* Start *

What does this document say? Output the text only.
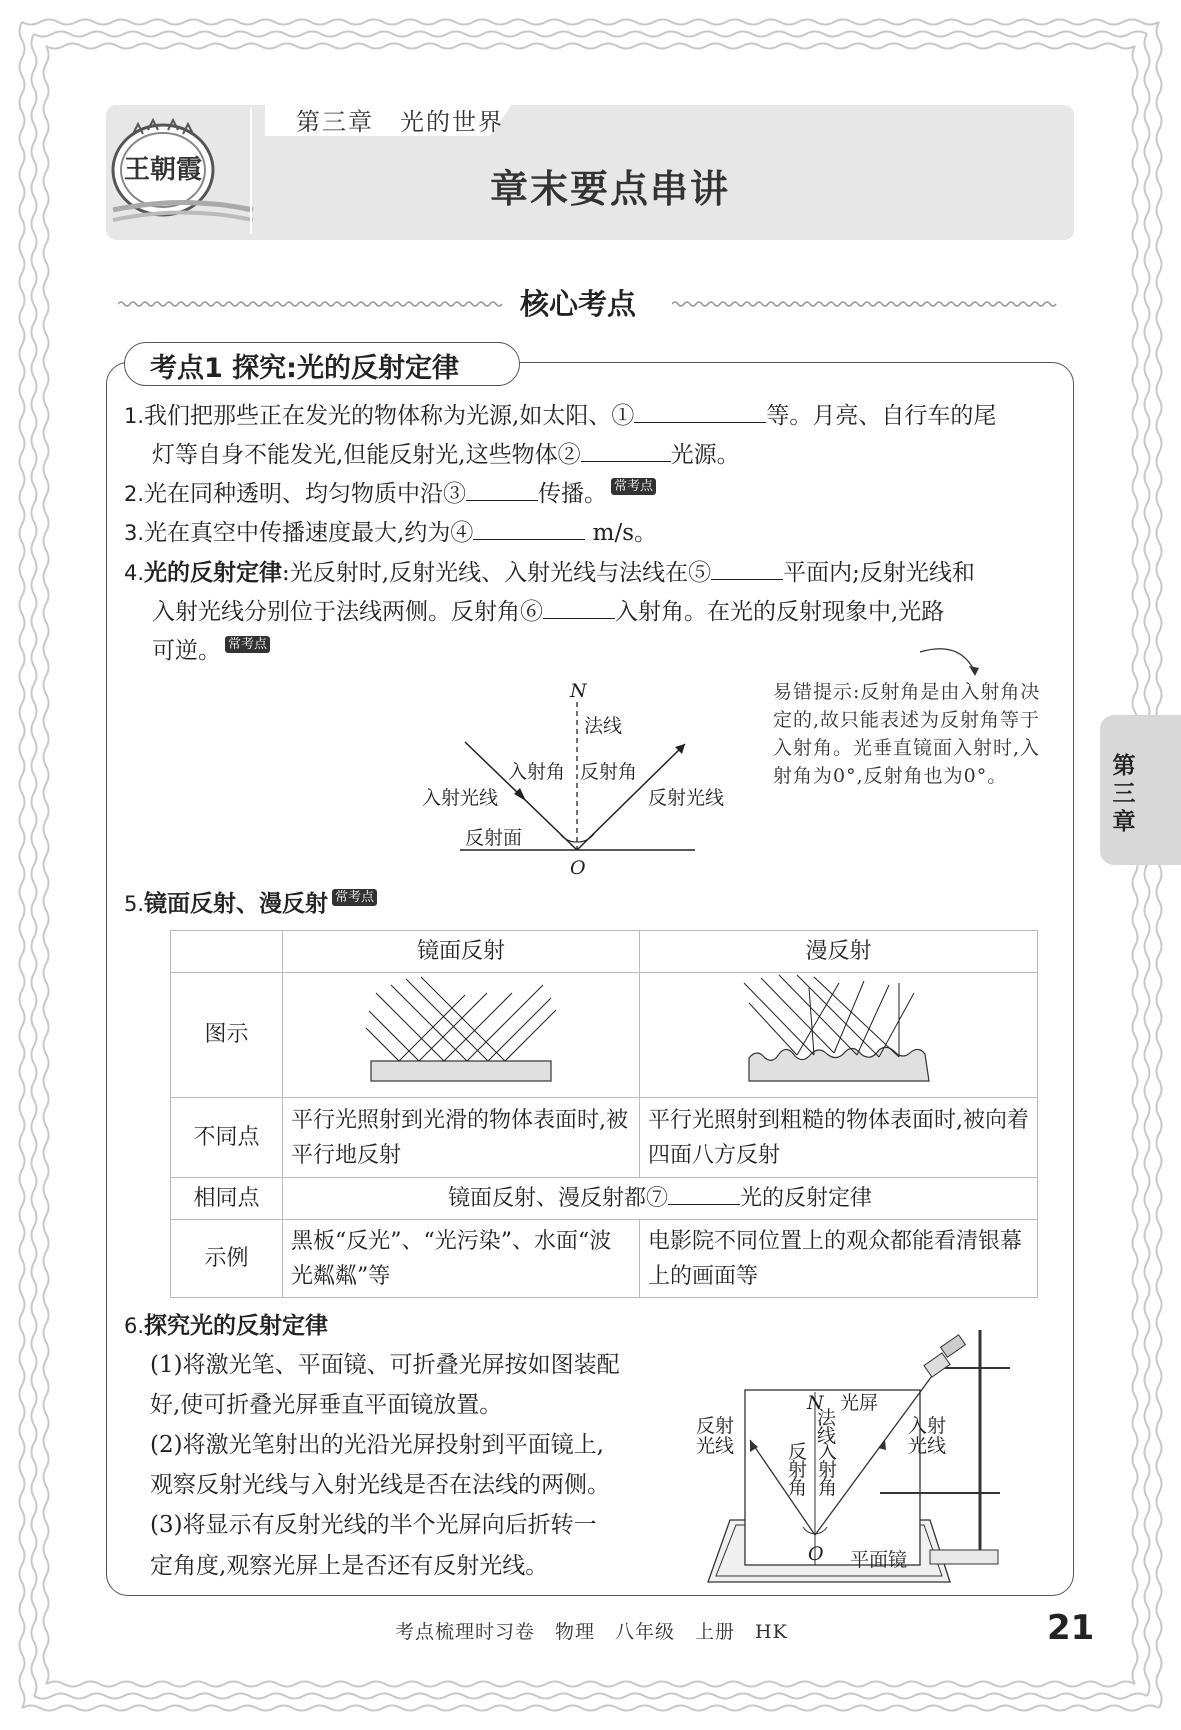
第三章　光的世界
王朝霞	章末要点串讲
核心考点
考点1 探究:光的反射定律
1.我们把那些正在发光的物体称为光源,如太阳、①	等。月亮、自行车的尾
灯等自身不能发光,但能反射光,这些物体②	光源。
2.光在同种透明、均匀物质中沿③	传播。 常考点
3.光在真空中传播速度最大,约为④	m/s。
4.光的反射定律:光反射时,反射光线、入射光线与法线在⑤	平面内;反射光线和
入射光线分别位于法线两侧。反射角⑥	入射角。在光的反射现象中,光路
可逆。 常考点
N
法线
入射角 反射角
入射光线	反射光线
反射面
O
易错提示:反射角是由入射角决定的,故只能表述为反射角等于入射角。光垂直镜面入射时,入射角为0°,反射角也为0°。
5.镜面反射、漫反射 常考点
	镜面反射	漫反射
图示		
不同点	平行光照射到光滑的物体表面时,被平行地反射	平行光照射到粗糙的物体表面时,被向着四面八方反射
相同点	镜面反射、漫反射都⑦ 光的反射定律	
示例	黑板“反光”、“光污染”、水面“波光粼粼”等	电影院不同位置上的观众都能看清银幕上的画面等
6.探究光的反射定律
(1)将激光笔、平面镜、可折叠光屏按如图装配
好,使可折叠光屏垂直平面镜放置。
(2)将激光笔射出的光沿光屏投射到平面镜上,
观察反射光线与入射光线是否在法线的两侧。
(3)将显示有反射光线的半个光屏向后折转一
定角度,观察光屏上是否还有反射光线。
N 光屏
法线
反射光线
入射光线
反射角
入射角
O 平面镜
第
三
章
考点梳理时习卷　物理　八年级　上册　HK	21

* End *

### DIRECTIONS FOR THIS TASK
Transcribe every entry above exactly. Omit all pictures.

### WORKED SOLUTION
What does this document say? Output the text only.
第三章　光的世界
王朝霞	章末要点串讲
核心考点
考点1 探究:光的反射定律
1.我们把那些正在发光的物体称为光源,如太阳、①	等。月亮、自行车的尾
灯等自身不能发光,但能反射光,这些物体②	光源。
2.光在同种透明、均匀物质中沿③	传播。 常考点
3.光在真空中传播速度最大,约为④	m/s。
4.光的反射定律:光反射时,反射光线、入射光线与法线在⑤	平面内;反射光线和
入射光线分别位于法线两侧。反射角⑥	入射角。在光的反射现象中,光路
可逆。 常考点
N
法线
入射角 反射角
入射光线	反射光线
反射面
O
易错提示:反射角是由入射角决定的,故只能表述为反射角等于入射角。光垂直镜面入射时,入射角为0°,反射角也为0°。
5.镜面反射、漫反射 常考点
	镜面反射	漫反射
图示		
不同点	平行光照射到光滑的物体表面时,被平行地反射	平行光照射到粗糙的物体表面时,被向着四面八方反射
相同点	镜面反射、漫反射都⑦ 光的反射定律	
示例	黑板“反光”、“光污染”、水面“波光粼粼”等	电影院不同位置上的观众都能看清银幕上的画面等
6.探究光的反射定律
(1)将激光笔、平面镜、可折叠光屏按如图装配
好,使可折叠光屏垂直平面镜放置。
(2)将激光笔射出的光沿光屏投射到平面镜上,
观察反射光线与入射光线是否在法线的两侧。
(3)将显示有反射光线的半个光屏向后折转一
定角度,观察光屏上是否还有反射光线。
N 光屏
法线
反射光线
入射光线
反射角
入射角
O 平面镜
第
三
章
考点梳理时习卷　物理　八年级　上册　HK	21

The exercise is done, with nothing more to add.